Stored items:
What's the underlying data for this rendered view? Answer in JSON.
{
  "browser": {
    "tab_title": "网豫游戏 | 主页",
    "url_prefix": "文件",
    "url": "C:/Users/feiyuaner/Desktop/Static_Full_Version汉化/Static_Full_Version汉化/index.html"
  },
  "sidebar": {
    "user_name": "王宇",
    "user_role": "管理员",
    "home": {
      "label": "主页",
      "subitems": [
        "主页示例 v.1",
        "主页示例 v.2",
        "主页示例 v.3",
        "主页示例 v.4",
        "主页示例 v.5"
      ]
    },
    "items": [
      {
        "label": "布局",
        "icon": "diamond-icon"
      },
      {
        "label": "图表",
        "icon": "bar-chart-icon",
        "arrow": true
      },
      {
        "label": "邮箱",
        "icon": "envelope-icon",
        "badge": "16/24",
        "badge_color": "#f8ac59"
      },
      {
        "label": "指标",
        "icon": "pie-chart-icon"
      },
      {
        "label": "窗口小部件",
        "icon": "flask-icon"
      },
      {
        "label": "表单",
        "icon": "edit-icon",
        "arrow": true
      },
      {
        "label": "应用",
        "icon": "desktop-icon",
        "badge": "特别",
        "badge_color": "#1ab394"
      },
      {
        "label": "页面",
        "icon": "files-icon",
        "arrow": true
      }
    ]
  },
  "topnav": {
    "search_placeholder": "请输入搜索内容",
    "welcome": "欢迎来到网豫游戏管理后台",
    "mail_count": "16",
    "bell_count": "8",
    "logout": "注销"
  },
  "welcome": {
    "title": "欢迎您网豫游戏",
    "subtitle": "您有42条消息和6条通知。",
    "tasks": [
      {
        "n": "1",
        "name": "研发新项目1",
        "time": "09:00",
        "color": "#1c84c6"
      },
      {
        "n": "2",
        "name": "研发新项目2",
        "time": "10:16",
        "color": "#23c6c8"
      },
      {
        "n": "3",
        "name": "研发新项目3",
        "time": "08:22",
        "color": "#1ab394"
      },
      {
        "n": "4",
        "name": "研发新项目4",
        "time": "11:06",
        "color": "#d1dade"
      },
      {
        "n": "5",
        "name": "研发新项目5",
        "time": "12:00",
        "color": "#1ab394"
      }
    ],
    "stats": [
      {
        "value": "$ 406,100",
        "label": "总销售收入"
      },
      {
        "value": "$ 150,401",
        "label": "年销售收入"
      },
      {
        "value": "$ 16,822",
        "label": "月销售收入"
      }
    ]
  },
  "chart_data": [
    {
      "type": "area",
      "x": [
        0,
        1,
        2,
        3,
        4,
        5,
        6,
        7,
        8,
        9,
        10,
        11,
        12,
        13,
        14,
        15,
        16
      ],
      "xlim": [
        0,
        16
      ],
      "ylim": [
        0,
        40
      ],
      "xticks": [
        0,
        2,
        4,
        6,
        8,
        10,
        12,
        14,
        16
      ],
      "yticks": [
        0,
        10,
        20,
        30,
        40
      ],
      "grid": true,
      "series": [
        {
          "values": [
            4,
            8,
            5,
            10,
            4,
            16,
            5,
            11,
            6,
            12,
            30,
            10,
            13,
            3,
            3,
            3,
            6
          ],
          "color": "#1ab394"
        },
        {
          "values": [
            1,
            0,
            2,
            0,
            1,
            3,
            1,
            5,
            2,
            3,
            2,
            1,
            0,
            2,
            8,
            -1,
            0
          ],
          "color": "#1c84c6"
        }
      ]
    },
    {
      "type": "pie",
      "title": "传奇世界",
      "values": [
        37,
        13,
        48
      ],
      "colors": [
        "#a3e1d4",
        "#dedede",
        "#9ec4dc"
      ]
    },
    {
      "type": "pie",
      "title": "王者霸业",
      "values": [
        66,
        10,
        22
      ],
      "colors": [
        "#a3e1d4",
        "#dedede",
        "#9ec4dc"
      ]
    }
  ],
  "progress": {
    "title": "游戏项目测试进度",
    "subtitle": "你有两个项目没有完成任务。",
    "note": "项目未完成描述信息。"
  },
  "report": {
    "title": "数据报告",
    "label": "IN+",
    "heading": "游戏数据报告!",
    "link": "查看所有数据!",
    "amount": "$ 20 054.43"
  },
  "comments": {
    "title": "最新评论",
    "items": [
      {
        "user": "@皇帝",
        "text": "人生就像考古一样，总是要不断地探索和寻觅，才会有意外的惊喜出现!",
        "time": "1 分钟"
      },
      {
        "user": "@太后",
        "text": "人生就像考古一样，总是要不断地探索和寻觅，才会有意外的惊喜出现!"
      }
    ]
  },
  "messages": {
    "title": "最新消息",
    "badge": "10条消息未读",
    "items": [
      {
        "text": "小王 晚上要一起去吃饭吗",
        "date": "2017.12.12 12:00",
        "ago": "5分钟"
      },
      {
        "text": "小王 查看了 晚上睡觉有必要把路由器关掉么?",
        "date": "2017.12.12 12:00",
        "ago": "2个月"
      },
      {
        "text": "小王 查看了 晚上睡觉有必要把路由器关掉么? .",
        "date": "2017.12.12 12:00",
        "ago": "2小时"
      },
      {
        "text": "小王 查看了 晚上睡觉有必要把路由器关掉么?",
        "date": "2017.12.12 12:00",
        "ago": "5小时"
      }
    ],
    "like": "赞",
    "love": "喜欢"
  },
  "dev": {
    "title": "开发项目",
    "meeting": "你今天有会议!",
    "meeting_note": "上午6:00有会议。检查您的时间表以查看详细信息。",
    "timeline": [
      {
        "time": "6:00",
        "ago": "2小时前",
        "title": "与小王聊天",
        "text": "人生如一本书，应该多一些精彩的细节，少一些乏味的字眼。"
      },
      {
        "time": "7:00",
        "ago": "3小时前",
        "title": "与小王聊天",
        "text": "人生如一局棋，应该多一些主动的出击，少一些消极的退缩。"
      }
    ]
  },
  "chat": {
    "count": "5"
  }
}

Directions: Each line that contains the string "总是要不断地探索和寻觅" counts once; report how many such lines the entries have, giving only the number.

Correct result: 2